GIVEN INSTRUCTION
Transcribe the material word for word, but without the images.

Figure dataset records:
• • • • • • •
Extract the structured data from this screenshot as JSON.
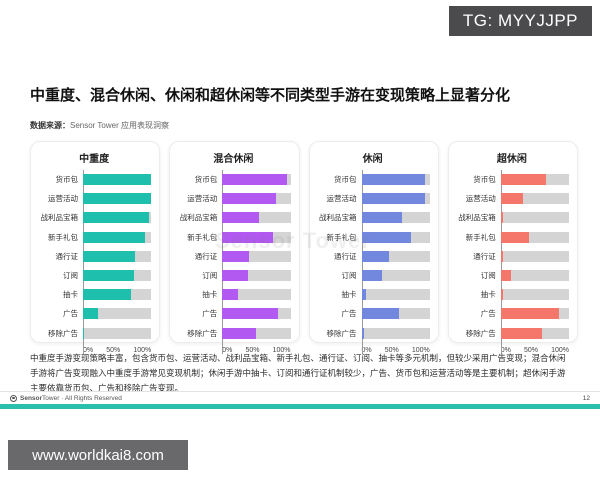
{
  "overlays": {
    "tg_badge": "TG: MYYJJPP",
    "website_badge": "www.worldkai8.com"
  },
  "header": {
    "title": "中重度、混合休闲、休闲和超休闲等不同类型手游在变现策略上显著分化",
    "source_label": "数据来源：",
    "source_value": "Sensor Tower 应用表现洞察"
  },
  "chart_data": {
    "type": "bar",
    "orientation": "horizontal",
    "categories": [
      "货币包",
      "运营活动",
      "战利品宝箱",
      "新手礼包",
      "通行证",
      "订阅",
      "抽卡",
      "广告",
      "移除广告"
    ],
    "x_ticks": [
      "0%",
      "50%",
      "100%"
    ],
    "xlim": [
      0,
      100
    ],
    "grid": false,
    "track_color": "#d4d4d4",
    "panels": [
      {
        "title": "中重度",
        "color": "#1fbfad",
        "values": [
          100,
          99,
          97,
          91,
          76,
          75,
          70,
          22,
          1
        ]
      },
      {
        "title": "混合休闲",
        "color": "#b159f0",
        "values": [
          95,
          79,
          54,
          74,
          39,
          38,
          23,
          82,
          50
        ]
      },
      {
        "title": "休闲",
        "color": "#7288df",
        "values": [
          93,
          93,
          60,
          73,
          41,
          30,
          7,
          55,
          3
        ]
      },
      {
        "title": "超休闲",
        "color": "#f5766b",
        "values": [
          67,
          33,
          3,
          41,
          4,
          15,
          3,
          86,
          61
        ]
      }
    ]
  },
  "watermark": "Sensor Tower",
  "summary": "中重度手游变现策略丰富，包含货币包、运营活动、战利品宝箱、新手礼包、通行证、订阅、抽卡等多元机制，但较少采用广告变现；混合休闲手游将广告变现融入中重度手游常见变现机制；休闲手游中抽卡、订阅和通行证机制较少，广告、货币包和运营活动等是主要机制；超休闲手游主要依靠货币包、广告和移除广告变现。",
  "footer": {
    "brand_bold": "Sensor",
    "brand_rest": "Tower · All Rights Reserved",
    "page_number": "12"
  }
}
• • • • • • •
WRITTEN ANSWER
Extract the structured data from this screenshot as JSON.
{
  "overlays": {
    "tg_badge": "TG: MYYJJPP",
    "website_badge": "www.worldkai8.com"
  },
  "header": {
    "title": "中重度、混合休闲、休闲和超休闲等不同类型手游在变现策略上显著分化",
    "source_label": "数据来源：",
    "source_value": "Sensor Tower 应用表现洞察"
  },
  "chart_data": {
    "type": "bar",
    "orientation": "horizontal",
    "categories": [
      "货币包",
      "运营活动",
      "战利品宝箱",
      "新手礼包",
      "通行证",
      "订阅",
      "抽卡",
      "广告",
      "移除广告"
    ],
    "x_ticks": [
      "0%",
      "50%",
      "100%"
    ],
    "xlim": [
      0,
      100
    ],
    "grid": false,
    "track_color": "#d4d4d4",
    "panels": [
      {
        "title": "中重度",
        "color": "#1fbfad",
        "values": [
          100,
          99,
          97,
          91,
          76,
          75,
          70,
          22,
          1
        ]
      },
      {
        "title": "混合休闲",
        "color": "#b159f0",
        "values": [
          95,
          79,
          54,
          74,
          39,
          38,
          23,
          82,
          50
        ]
      },
      {
        "title": "休闲",
        "color": "#7288df",
        "values": [
          93,
          93,
          60,
          73,
          41,
          30,
          7,
          55,
          3
        ]
      },
      {
        "title": "超休闲",
        "color": "#f5766b",
        "values": [
          67,
          33,
          3,
          41,
          4,
          15,
          3,
          86,
          61
        ]
      }
    ]
  },
  "watermark": "Sensor Tower",
  "summary": "中重度手游变现策略丰富，包含货币包、运营活动、战利品宝箱、新手礼包、通行证、订阅、抽卡等多元机制，但较少采用广告变现；混合休闲手游将广告变现融入中重度手游常见变现机制；休闲手游中抽卡、订阅和通行证机制较少，广告、货币包和运营活动等是主要机制；超休闲手游主要依靠货币包、广告和移除广告变现。",
  "footer": {
    "brand_bold": "Sensor",
    "brand_rest": "Tower · All Rights Reserved",
    "page_number": "12"
  }
}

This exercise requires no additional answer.